• [WHAT THIS TASK INVOLVES]: The answer must be every line of the data that holds the word "Tenda".
::: AVAILABLE RECORDS :::
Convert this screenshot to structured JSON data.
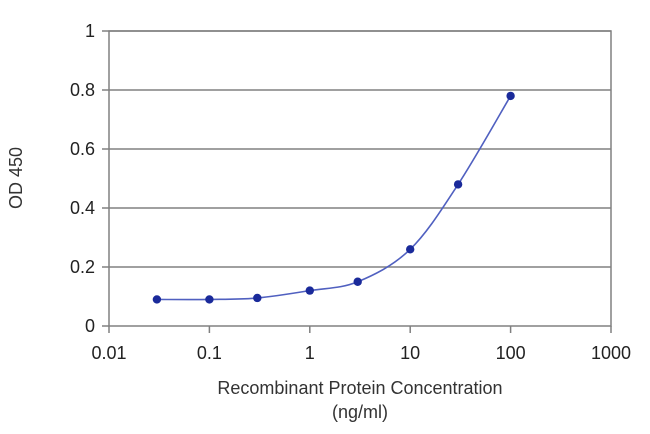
{
  "chart_data": {
    "type": "line",
    "title": "",
    "xlabel": "Recombinant Protein Concentration",
    "xlabel_unit": "(ng/ml)",
    "ylabel": "OD 450",
    "x_scale": "log",
    "xlim": [
      0.01,
      1000
    ],
    "ylim": [
      0,
      1
    ],
    "x_ticks": [
      0.01,
      0.1,
      1,
      10,
      100,
      1000
    ],
    "x_tick_labels": [
      "0.01",
      "0.1",
      "1",
      "10",
      "100",
      "1000"
    ],
    "y_ticks": [
      0,
      0.2,
      0.4,
      0.6,
      0.8,
      1
    ],
    "y_tick_labels": [
      "0",
      "0.2",
      "0.4",
      "0.6",
      "0.8",
      "1"
    ],
    "grid": "horizontal",
    "legend": "none",
    "series": [
      {
        "color": "#1a2a9a",
        "x": [
          0.03,
          0.1,
          0.3,
          1,
          3,
          10,
          30,
          100
        ],
        "y": [
          0.09,
          0.09,
          0.095,
          0.12,
          0.15,
          0.26,
          0.48,
          0.78
        ]
      }
    ]
  }
}
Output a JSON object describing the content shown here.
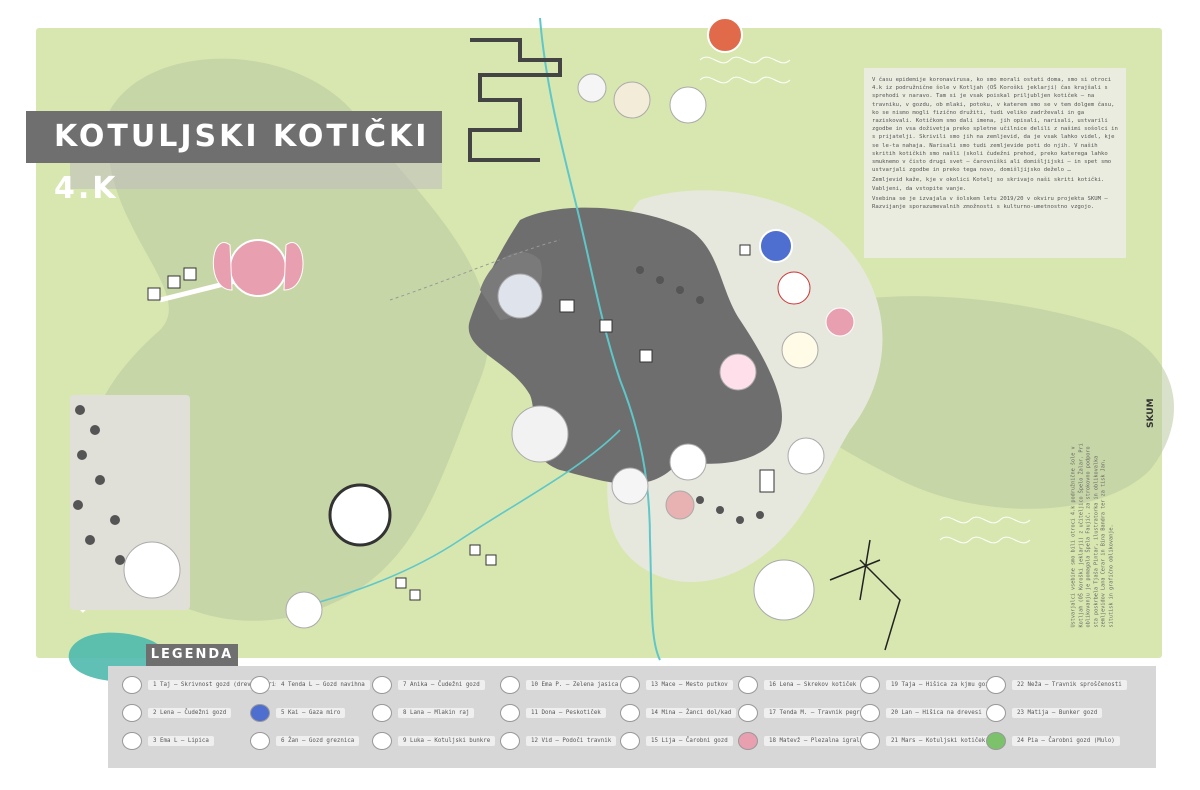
{
  "title": "KOTULJSKI KOTIČKI 4.K",
  "info": {
    "paragraphs": [
      "V času epidemije koronavirusa, ko smo morali ostati doma, smo si otroci 4.k iz podružnične šole v Kotljah (OŠ Koroški jeklarji) čas krajšali s sprehodi v naravo. Tam si je vsak poiskal priljubljen kotiček – na travniku, v gozdu, ob mlaki, potoku, v katerem smo se v tem dolgem času, ko se nismo mogli fizično družiti, tudi veliko zadrževali in ga raziskovali. Kotičkom smo dali imena, jih opisali, narisali, ustvarili zgodbe in vsa doživetja preko spletne učilnice delili z našimi sošolci in s prijatelji. Skrivili smo jih na zemljevid, da je vsak lahko videl, kje se le-ta nahaja. Narisali smo tudi zemljevide poti do njih. V naših skritih kotičkih smo našli (skoli čudežni prehod, preko katerega lahko smuknemo v čisto drugi svet – čarovniški ali domišljijski – in spet smo ustvarjali zgodbe in preko tega novo, domišljijsko deželo …",
      "Zemljevid kaže, kje v okolici Kotelj so skrivajo naši skriti kotički. Vabljeni, da vstopite vanje.",
      "Vsebina se je izvajala v šolskem letu 2019/20 v okviru projekta SKUM – Razvijanje sporazumevalnih zmožnosti s kulturno-umetnostno vzgojo."
    ]
  },
  "side_text": "Ustvarjalci vsebine smo bili otroci 4.k podružnične šole v Kotljah (OŠ Koroški jeklarji) z učiteljico Špelo Žalar. Pri oblikovanju je pomagala Špela Faujić, za strokovno podporo sta poskrbela Tjaša Pintar, ilustratorka in oblikovalka zemljevidov Lana Cerar in Bina Bandra ter za tisk Jan, situtisk in grafično oblikovanje.",
  "legend": {
    "title": "LEGENDA",
    "items": [
      {
        "label": "1 Taj – Skrivnost gozd (drevesna riša)"
      },
      {
        "label": "2 Lena – Čudežni gozd"
      },
      {
        "label": "3 Ema L – Lipica"
      },
      {
        "label": "4 Tenda L – Gozd navihna"
      },
      {
        "label": "5 Kai – Gaza miro"
      },
      {
        "label": "6 Žan – Gozd greznica"
      },
      {
        "label": "7 Anika – Čudežni gozd"
      },
      {
        "label": "8 Lana – Mlakin raj"
      },
      {
        "label": "9 Luka – Kotuljski bunkre"
      },
      {
        "label": "10 Ema P. – Zelena jasica"
      },
      {
        "label": "11 Dona – Peskotiček"
      },
      {
        "label": "12 Vid – Podoči travnik"
      },
      {
        "label": "13 Mace – Mesto putkov"
      },
      {
        "label": "14 Mina – Žanci dol/kad"
      },
      {
        "label": "15 Lija – Čarobni gozd"
      },
      {
        "label": "16 Lena – Skrekov kotiček"
      },
      {
        "label": "17 Tenda M. – Travnik pegrav"
      },
      {
        "label": "18 Matevž – Plezalna igralnica"
      },
      {
        "label": "19 Taja – Hišica za kjmu gozda"
      },
      {
        "label": "20 Lan – Hišica na drevesi"
      },
      {
        "label": "21 Mars – Kotuljski kotiček"
      },
      {
        "label": "22 Neža – Travnik sproščenosti"
      },
      {
        "label": "23 Matija – Bunker gozd"
      },
      {
        "label": "24 Pia – Čarobni gozd (Mulo)"
      }
    ]
  },
  "logos": {
    "skum": "SKUM"
  },
  "colors": {
    "background": "#d8e7b0",
    "dark_area": "#6e6e6e",
    "light_area": "#e9ecdf",
    "river": "#5fc7c9",
    "legend": "#d7d7d7",
    "teal_accent": "#4fb9ad"
  }
}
:::
• [FINAL ANSWER]:
        "label": "4 Tenda L – Gozd navihna"
        "label": "17 Tenda M. – Travnik pegrav"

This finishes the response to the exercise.